(Dataset items)
— start —
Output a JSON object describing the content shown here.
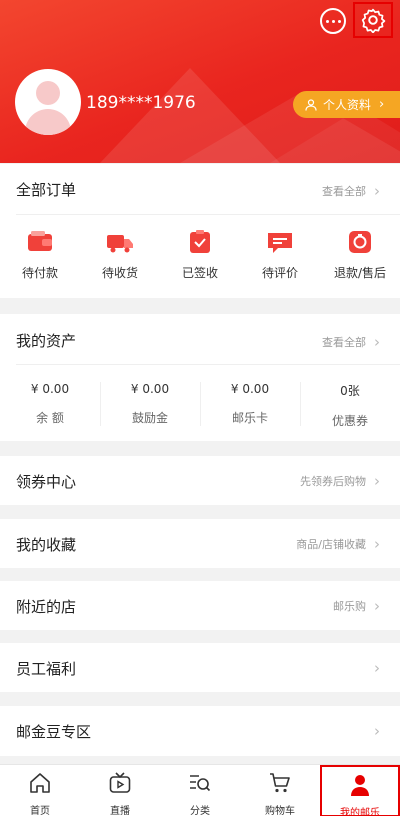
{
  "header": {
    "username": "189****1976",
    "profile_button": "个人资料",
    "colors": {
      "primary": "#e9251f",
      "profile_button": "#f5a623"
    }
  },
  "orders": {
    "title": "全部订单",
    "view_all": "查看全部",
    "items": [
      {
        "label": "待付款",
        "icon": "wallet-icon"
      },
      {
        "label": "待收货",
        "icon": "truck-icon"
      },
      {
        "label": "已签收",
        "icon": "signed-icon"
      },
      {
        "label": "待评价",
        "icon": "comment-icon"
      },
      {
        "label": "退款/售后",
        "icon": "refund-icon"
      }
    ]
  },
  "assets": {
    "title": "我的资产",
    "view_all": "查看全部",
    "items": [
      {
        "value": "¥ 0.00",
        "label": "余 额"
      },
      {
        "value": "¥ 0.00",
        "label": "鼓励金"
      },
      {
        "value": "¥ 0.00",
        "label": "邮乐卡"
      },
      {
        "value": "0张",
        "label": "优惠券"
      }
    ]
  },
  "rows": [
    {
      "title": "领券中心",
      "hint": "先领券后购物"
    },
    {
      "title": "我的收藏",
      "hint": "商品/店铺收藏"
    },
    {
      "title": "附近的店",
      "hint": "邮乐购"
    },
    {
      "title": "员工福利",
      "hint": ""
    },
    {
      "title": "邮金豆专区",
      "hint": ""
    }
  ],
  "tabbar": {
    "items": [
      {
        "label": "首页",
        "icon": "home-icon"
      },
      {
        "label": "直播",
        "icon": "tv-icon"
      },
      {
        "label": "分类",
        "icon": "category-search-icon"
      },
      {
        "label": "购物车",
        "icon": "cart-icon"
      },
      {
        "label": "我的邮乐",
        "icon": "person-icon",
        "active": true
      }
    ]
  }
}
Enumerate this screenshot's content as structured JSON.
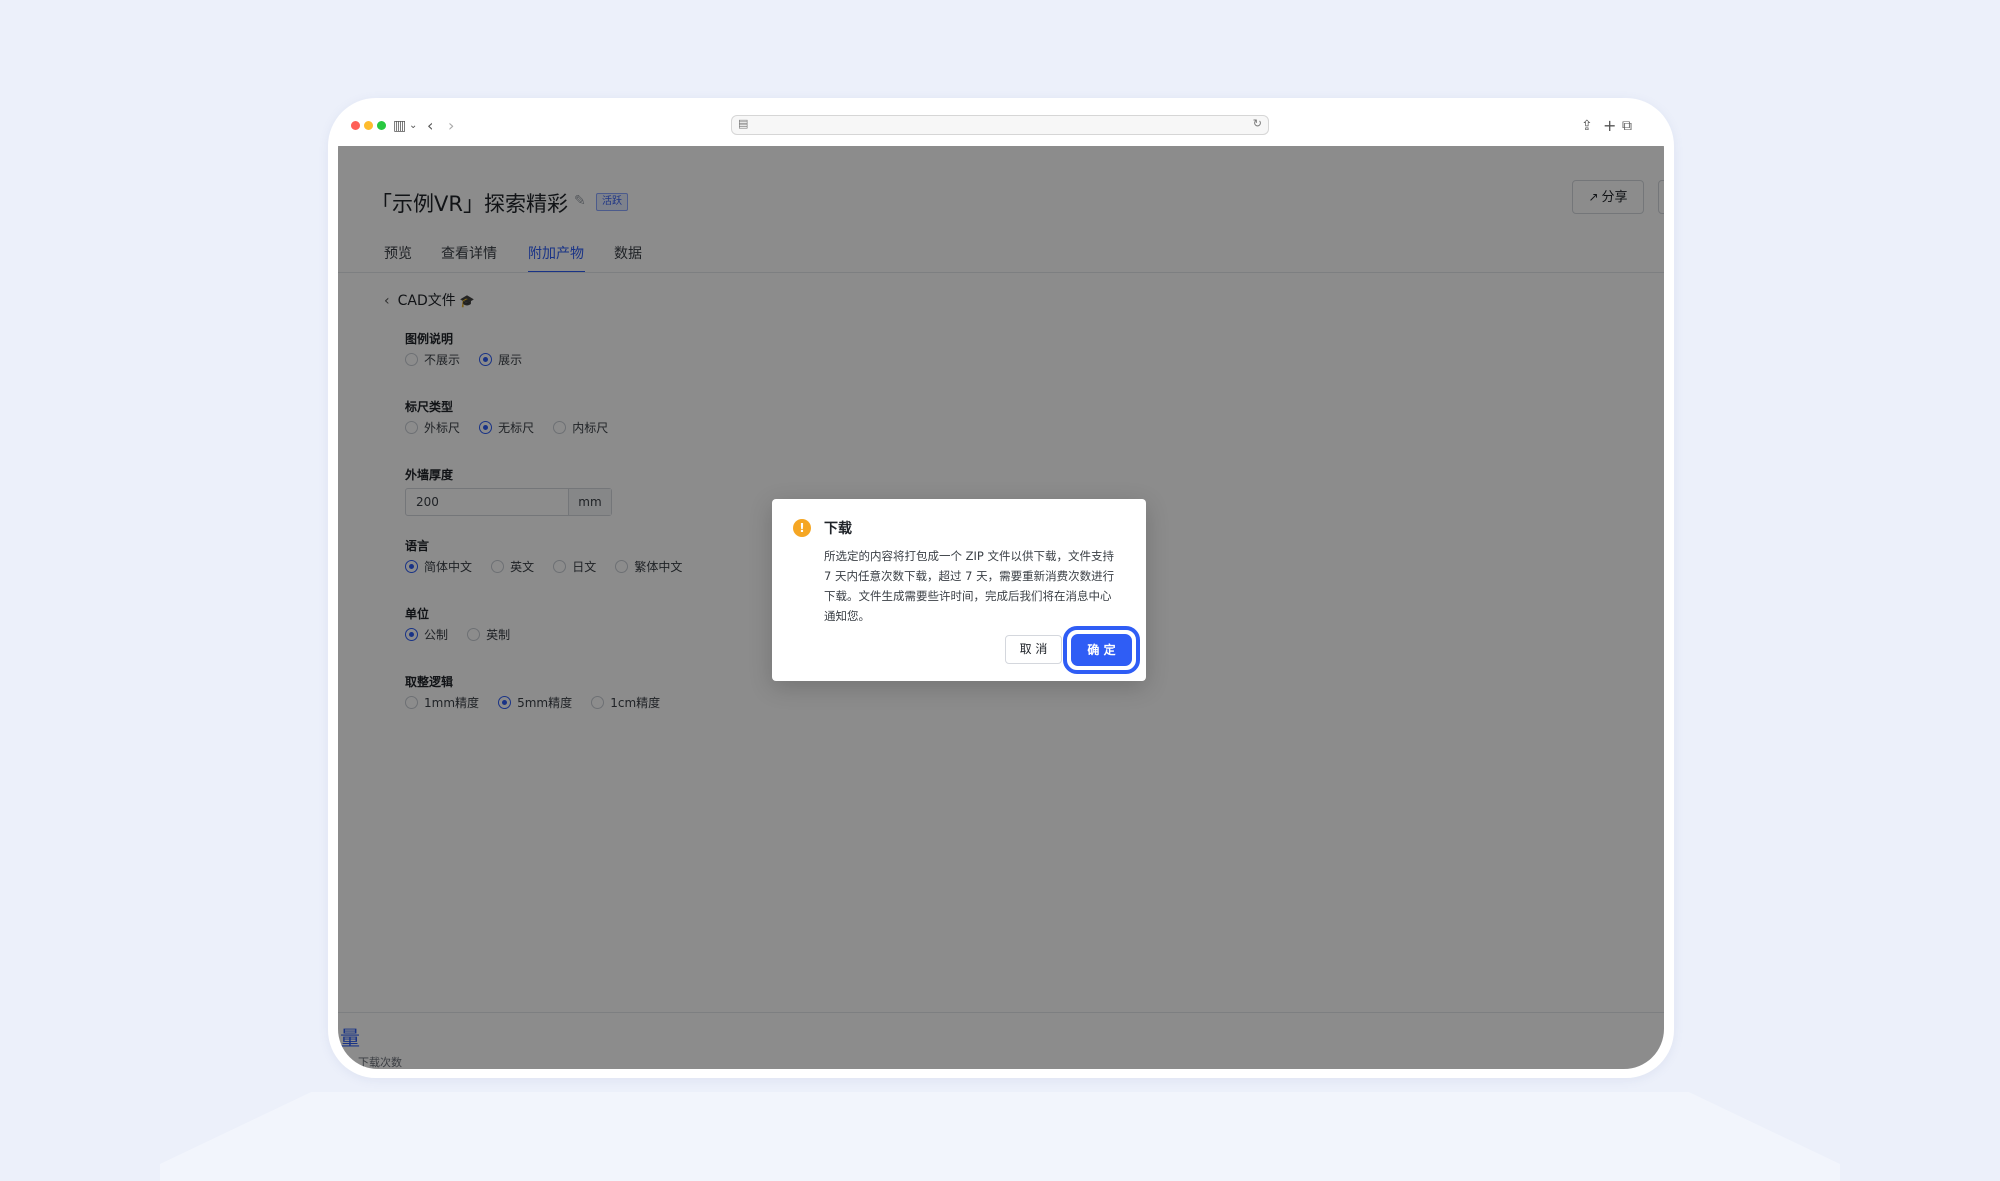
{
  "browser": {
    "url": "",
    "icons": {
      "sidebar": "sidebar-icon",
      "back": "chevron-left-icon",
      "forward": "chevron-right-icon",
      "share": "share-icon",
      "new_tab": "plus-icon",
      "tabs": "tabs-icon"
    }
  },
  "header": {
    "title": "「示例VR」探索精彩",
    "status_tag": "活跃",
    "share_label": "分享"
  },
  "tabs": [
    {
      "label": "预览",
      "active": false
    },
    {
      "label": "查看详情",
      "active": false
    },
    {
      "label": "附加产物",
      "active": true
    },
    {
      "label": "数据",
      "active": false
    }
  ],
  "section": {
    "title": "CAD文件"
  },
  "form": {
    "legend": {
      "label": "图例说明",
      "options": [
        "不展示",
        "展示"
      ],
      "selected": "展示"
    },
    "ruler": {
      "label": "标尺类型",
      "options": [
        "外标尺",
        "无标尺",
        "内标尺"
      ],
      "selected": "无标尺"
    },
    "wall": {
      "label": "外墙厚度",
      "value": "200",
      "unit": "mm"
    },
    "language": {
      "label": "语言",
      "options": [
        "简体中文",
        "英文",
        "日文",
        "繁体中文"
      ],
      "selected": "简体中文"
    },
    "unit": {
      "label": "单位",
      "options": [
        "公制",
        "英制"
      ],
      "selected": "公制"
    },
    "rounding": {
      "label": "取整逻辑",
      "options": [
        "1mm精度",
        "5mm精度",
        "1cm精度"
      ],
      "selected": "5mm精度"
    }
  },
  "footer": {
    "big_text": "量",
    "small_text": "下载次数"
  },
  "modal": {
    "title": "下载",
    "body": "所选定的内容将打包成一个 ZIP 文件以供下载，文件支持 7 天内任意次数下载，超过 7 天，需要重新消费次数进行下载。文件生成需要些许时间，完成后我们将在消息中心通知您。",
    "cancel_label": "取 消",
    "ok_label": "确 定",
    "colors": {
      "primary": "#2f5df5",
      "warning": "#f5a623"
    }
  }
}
— end —
WRITTEN REQUEST: Go through the records above, find every line with the word "selected", and list those lines.

WORKED ANSWER:
      "selected": "展示"
      "selected": "无标尺"
      "selected": "简体中文"
      "selected": "公制"
      "selected": "5mm精度"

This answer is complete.